Written request: Write out each line from the data below that includes the word "icon".

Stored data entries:
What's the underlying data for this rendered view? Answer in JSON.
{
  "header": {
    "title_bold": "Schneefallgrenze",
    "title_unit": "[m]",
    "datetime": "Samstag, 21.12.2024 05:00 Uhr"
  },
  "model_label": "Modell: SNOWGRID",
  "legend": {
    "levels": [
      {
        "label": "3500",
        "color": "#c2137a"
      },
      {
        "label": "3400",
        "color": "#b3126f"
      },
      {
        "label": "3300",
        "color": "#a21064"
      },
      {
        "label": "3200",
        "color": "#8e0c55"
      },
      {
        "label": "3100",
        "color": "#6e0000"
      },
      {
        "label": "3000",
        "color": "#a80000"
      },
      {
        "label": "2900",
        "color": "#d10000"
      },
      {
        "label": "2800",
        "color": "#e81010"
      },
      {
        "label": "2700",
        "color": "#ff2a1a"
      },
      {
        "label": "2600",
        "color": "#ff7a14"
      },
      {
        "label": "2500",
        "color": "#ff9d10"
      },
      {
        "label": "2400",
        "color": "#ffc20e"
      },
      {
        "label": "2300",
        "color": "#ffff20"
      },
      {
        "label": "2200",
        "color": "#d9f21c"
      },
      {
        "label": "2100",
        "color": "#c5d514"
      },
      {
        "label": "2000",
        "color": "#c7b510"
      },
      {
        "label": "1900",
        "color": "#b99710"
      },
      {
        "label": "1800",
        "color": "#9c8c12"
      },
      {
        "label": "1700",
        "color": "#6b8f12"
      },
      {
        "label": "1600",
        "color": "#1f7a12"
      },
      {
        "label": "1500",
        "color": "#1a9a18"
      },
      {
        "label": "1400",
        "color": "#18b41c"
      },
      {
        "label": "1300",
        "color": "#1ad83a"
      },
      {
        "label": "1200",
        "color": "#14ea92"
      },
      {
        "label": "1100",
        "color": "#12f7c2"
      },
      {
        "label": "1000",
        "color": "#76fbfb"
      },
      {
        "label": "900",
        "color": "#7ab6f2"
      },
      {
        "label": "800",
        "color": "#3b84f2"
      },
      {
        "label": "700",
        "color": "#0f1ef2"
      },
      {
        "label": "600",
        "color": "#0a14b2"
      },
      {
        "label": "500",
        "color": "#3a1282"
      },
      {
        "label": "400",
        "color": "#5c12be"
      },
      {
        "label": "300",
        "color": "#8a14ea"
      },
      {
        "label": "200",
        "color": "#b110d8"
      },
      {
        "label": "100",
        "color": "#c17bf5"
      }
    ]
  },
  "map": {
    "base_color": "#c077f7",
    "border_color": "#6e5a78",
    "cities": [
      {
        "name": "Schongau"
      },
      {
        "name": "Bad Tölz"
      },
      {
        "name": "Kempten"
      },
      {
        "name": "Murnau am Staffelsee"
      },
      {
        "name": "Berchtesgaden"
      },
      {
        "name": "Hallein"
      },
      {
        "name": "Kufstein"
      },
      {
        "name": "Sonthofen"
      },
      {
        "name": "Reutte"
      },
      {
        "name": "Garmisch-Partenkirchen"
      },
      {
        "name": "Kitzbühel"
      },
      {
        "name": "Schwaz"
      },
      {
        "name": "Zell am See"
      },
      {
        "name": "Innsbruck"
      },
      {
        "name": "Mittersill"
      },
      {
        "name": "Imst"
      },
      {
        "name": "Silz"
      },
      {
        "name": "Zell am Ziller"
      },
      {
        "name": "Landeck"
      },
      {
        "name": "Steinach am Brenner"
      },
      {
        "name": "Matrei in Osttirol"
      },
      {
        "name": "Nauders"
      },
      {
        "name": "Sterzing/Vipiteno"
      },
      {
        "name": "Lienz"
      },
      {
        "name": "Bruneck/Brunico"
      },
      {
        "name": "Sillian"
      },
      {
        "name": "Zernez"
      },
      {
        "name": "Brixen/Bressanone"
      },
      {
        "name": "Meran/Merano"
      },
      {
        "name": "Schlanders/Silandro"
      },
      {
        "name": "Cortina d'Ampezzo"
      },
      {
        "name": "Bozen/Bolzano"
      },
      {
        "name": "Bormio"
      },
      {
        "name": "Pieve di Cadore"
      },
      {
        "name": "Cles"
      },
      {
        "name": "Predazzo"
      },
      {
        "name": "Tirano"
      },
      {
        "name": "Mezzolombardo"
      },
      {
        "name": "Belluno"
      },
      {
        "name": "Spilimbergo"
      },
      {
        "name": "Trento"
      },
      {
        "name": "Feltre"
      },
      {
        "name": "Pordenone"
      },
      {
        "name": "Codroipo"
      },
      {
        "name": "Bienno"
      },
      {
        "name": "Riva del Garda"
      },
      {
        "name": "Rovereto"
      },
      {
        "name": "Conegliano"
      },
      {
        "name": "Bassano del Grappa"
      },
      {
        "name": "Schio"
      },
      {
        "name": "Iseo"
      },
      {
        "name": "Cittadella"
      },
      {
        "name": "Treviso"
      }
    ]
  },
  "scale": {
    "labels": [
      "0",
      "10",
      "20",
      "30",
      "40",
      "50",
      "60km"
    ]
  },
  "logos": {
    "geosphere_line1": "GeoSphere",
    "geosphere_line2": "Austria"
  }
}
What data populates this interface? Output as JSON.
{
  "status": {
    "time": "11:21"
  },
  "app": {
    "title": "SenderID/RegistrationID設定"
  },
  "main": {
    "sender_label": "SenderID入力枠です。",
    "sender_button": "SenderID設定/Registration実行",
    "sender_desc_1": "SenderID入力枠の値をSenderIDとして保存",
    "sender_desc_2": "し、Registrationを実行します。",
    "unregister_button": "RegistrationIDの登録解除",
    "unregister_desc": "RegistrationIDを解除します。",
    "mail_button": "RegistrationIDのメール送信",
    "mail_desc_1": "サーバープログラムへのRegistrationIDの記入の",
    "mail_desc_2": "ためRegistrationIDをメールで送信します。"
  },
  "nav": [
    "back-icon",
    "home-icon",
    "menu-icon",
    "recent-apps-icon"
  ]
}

Exercise output:
    "back-icon",
    "home-icon",
    "menu-icon",
    "recent-apps-icon"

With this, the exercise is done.